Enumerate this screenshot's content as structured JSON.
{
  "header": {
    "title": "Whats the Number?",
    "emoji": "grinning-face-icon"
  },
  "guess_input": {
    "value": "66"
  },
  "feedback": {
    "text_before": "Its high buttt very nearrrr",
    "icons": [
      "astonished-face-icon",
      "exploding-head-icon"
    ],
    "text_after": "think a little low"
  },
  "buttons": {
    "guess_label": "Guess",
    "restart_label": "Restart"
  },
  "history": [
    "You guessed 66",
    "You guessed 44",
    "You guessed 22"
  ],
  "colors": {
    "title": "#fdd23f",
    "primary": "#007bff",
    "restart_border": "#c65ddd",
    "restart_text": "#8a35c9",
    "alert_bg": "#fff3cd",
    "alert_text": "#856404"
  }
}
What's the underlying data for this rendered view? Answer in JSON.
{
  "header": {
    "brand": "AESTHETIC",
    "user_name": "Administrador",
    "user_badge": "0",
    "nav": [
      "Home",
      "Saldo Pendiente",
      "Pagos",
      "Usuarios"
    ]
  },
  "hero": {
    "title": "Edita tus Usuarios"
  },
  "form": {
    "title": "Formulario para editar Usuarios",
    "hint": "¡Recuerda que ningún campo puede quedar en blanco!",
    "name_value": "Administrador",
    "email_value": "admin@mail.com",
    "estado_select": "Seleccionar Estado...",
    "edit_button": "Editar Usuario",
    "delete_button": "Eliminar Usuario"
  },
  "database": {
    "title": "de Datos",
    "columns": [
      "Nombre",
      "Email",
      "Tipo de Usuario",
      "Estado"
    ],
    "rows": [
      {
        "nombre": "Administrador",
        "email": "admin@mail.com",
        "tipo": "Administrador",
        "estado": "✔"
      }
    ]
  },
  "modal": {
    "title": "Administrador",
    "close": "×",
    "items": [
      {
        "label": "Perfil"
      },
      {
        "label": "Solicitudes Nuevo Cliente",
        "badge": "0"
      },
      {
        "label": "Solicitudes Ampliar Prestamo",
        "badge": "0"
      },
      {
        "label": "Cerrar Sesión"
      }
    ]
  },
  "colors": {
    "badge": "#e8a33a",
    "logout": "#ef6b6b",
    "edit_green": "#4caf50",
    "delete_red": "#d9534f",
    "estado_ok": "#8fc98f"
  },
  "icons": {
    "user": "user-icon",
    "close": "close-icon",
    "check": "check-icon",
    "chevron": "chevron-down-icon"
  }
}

**Given exercise**
Make an exact copy of all the data.

**Task response**
Enumerate this screenshot's content as structured JSON.
{
  "header": {
    "title": "Whats the Number?",
    "emoji": "grinning-face-icon"
  },
  "guess_input": {
    "value": "66"
  },
  "feedback": {
    "text_before": "Its high buttt very nearrrr",
    "icons": [
      "astonished-face-icon",
      "exploding-head-icon"
    ],
    "text_after": "think a little low"
  },
  "buttons": {
    "guess_label": "Guess",
    "restart_label": "Restart"
  },
  "history": [
    "You guessed 66",
    "You guessed 44",
    "You guessed 22"
  ],
  "colors": {
    "title": "#fdd23f",
    "primary": "#007bff",
    "restart_border": "#c65ddd",
    "restart_text": "#8a35c9",
    "alert_bg": "#fff3cd",
    "alert_text": "#856404"
  }
}
What's the underlying data for this rendered view? Answer in JSON.
{
  "header": {
    "brand": "AESTHETIC",
    "user_name": "Administrador",
    "user_badge": "0",
    "nav": [
      "Home",
      "Saldo Pendiente",
      "Pagos",
      "Usuarios"
    ]
  },
  "hero": {
    "title": "Edita tus Usuarios"
  },
  "form": {
    "title": "Formulario para editar Usuarios",
    "hint": "¡Recuerda que ningún campo puede quedar en blanco!",
    "name_value": "Administrador",
    "email_value": "admin@mail.com",
    "estado_select": "Seleccionar Estado...",
    "edit_button": "Editar Usuario",
    "delete_button": "Eliminar Usuario"
  },
  "database": {
    "title": "de Datos",
    "columns": [
      "Nombre",
      "Email",
      "Tipo de Usuario",
      "Estado"
    ],
    "rows": [
      {
        "nombre": "Administrador",
        "email": "admin@mail.com",
        "tipo": "Administrador",
        "estado": "✔"
      }
    ]
  },
  "modal": {
    "title": "Administrador",
    "close": "×",
    "items": [
      {
        "label": "Perfil"
      },
      {
        "label": "Solicitudes Nuevo Cliente",
        "badge": "0"
      },
      {
        "label": "Solicitudes Ampliar Prestamo",
        "badge": "0"
      },
      {
        "label": "Cerrar Sesión"
      }
    ]
  },
  "colors": {
    "badge": "#e8a33a",
    "logout": "#ef6b6b",
    "edit_green": "#4caf50",
    "delete_red": "#d9534f",
    "estado_ok": "#8fc98f"
  },
  "icons": {
    "user": "user-icon",
    "close": "close-icon",
    "check": "check-icon",
    "chevron": "chevron-down-icon"
  }
}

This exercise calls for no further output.